Brano di testo:
::::::::::

Accanto a questo fenomeno, la cronaca ci pone giornalmente spunti di riflessione sui pericoli che minacciano i “pochi” neonati e bambini italiani sia a livello collettivo che individuale. Solo per citare alcuni esempi, abbiamo neonati deceduti per carenze organizzative, anche in conseguenza di mancata osservazione delle “regole” promosse dalla Società di Neonatologia e recepite dal Ministero della Salute ma mai realmente applicate, e lattanti trovati morti perché nessuno “ha visto” le condizioni di estrema indigenza in cui vivano. L’attuale sistema sanitario con molte competenze demandate ai singoli piani regionali ha poi determinato poi l’emergere di un quadro di protezione della salute estremamente variegato con una rilevante eterogeneità territoriale, che rappresenta una forte limitazione al diritto costituzionale di tutela della salute del singolo e della popolazione. Persistono quindi diseguaglianze nell’offerta assistenziale per cui nascere in una regione rispetto a quella vicina offre la possibilità o meno di usufruire di uno screening più o meno allargato per le malattie genetiche o metaboliche (v. Il Pediatra 1/2015) o di un percorso vaccinale più o meno completo con il riemergere di patologie credute sconfitte (v. Lettura Burgio in questo numero). A questo proposito, merita anche riflettere sul fatto che i recenti dati dell’Istituto Superiore di Sanità dimostrano una riduzione delle coperture vaccinali medie a 24 mesi, raggiungendo il livello più basso degli ultimi 10 anni, probabilmente anche frutto di diversità legislative e di gravi carenze culturali della nostra società (G. Andria, 2015). Purtroppo questa ignoranza non risparmia neppure la nostra comunità professionale. Basti pensare a recenti posizioni di alcuni pediatri sulle vaccinazioni o all’incredibile vicenda Stamina (v. Il Pediatra 4/2013), che ha coinvolto il nostro sistema sanitario anche dal punto di vista economico, riducendo finanziamenti alla ricerca di qualità e a seri percorsi di presa in carico per i bambini con malattie croniche e rare complesse.

::::::::::

Dati di partenza:

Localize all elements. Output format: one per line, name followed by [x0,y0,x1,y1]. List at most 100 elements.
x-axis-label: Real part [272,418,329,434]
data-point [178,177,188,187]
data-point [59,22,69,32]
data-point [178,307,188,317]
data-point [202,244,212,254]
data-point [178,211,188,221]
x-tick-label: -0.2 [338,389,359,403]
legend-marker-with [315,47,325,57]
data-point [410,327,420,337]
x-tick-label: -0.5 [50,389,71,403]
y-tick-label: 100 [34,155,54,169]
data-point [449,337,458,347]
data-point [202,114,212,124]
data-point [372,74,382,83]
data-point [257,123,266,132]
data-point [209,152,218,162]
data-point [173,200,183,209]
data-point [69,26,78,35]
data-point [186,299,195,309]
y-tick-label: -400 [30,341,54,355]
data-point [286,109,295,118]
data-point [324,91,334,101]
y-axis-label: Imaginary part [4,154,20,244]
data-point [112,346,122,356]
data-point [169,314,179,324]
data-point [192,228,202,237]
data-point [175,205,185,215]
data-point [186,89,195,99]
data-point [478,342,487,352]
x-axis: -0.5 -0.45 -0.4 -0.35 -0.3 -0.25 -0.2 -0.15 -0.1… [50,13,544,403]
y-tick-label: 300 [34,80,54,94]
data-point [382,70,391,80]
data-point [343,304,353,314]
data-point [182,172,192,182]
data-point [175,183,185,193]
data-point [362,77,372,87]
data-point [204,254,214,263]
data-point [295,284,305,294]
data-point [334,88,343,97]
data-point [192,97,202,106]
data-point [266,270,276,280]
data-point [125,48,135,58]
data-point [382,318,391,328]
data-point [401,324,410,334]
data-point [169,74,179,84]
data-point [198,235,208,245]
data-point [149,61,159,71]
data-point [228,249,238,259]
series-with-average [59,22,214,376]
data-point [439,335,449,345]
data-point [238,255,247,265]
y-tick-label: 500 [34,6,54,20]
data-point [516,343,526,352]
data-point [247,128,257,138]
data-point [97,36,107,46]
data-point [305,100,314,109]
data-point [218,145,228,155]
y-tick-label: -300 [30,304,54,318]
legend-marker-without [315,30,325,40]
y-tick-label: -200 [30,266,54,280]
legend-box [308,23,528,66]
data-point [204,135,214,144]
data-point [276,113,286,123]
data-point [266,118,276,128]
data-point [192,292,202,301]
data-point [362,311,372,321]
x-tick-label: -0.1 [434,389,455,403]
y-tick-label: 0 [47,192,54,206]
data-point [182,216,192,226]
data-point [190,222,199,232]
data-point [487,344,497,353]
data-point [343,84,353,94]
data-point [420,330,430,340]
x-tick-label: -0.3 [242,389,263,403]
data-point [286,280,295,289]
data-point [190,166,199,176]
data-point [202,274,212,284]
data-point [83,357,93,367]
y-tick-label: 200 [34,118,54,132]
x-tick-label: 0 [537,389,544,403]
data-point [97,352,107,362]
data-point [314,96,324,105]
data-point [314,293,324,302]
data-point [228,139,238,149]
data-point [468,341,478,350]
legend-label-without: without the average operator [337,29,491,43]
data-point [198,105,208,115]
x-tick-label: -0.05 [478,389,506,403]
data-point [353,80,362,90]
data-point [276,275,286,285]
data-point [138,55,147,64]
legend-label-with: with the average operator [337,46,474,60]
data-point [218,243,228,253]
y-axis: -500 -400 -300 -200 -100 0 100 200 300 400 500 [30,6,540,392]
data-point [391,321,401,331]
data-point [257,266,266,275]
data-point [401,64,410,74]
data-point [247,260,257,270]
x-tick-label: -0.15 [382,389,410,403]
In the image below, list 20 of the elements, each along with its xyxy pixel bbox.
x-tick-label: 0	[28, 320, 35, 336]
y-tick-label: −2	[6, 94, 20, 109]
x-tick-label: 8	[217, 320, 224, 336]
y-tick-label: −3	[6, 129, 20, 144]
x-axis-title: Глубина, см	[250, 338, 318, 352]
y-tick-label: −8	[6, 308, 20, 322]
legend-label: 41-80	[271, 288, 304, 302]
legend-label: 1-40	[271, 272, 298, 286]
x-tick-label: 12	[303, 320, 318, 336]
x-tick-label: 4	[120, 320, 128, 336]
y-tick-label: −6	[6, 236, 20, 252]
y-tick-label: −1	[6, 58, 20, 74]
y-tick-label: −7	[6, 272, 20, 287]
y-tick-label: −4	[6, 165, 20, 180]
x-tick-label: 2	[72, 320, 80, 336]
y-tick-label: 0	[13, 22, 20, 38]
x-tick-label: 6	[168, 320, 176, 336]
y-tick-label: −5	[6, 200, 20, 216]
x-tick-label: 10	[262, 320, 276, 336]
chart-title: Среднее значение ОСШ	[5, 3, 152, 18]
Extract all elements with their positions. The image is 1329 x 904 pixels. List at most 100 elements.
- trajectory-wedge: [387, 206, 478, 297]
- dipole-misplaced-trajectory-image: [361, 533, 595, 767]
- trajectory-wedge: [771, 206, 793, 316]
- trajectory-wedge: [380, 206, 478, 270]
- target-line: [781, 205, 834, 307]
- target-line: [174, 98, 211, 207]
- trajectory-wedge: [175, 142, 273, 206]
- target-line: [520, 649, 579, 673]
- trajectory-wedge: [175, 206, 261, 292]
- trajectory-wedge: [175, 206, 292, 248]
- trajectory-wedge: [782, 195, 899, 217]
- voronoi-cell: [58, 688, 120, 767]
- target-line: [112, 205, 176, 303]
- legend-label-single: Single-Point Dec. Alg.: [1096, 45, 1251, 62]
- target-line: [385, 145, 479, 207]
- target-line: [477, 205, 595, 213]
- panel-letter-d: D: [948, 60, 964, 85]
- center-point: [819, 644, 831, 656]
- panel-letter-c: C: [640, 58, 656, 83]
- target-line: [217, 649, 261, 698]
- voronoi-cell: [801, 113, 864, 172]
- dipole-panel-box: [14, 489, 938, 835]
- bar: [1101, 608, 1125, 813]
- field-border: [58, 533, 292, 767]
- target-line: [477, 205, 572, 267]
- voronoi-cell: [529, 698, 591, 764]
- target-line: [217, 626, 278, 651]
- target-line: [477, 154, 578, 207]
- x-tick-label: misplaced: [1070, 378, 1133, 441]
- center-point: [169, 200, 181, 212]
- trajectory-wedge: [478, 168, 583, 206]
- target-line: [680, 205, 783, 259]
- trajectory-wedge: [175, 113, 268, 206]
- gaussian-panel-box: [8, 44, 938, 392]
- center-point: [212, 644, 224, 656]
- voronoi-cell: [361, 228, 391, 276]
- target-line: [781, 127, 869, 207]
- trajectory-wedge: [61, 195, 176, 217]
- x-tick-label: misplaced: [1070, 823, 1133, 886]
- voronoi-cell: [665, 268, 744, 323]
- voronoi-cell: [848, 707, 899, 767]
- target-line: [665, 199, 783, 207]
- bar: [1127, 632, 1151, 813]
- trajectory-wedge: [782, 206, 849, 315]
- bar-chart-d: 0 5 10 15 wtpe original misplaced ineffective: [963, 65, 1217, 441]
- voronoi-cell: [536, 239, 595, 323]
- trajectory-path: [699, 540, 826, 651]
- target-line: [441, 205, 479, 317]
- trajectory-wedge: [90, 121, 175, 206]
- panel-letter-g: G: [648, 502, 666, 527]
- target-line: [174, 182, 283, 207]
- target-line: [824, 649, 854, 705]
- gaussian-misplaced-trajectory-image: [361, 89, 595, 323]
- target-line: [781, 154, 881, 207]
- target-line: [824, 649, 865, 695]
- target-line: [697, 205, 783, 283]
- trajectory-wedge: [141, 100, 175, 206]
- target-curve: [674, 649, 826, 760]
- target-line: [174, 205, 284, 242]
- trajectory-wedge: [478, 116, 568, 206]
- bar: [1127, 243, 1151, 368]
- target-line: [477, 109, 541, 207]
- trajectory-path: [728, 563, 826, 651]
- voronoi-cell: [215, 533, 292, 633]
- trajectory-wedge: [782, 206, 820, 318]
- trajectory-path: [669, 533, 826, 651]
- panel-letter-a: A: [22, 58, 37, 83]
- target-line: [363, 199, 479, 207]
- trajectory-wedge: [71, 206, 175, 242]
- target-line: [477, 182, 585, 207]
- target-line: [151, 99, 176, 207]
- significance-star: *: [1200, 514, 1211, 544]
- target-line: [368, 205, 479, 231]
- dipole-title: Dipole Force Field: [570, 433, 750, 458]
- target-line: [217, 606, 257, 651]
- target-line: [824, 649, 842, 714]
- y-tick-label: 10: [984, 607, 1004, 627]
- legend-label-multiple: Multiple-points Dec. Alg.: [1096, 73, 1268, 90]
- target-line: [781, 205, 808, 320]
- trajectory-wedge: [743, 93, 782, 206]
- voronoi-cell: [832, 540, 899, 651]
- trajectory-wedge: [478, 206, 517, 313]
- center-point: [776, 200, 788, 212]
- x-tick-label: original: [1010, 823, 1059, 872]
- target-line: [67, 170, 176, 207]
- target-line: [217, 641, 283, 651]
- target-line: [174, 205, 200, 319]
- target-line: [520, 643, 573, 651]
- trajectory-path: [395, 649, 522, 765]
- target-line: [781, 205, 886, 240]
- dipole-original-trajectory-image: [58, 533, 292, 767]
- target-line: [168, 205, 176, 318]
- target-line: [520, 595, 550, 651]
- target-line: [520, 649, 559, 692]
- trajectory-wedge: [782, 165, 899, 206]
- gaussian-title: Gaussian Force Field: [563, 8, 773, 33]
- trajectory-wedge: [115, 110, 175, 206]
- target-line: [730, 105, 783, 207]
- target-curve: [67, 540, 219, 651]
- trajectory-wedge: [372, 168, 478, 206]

::::::::::

Consegna: Riproduci per intero il brano sui rischi per la salute dei bambini in Italia, senza cambiare nulla.

Soluzione:
Accanto a questo fenomeno, la cronaca ci pone giornalmente spunti di riflessione sui pericoli che minacciano i “pochi” neonati e bambini italiani sia a livello collettivo che individuale. Solo per citare alcuni esempi, abbiamo neonati deceduti per carenze organizzative, anche in conseguenza di mancata osservazione delle “regole” promosse dalla Società di Neonatologia e recepite dal Ministero della Salute ma mai realmente applicate, e lattanti trovati morti perché nessuno “ha visto” le condizioni di estrema indigenza in cui vivano. L’attuale sistema sanitario con molte competenze demandate ai singoli piani regionali ha poi determinato poi l’emergere di un quadro di protezione della salute estremamente variegato con una rilevante eterogeneità territoriale, che rappresenta una forte limitazione al diritto costituzionale di tutela della salute del singolo e della popolazione. Persistono quindi diseguaglianze nell’offerta assistenziale per cui nascere in una regione rispetto a quella vicina offre la possibilità o meno di usufruire di uno screening più o meno allargato per le malattie genetiche o metaboliche (v. Il Pediatra 1/2015) o di un percorso vaccinale più o meno completo con il riemergere di patologie credute sconfitte (v. Lettura Burgio in questo numero). A questo proposito, merita anche riflettere sul fatto che i recenti dati dell’Istituto Superiore di Sanità dimostrano una riduzione delle coperture vaccinali medie a 24 mesi, raggiungendo il livello più basso degli ultimi 10 anni, probabilmente anche frutto di diversità legislative e di gravi carenze culturali della nostra società (G. Andria, 2015). Purtroppo questa ignoranza non risparmia neppure la nostra comunità professionale. Basti pensare a recenti posizioni di alcuni pediatri sulle vaccinazioni o all’incredibile vicenda Stamina (v. Il Pediatra 4/2013), che ha coinvolto il nostro sistema sanitario anche dal punto di vista economico, riducendo finanziamenti alla ricerca di qualità e a seri percorsi di presa in carico per i bambini con malattie croniche e rare complesse.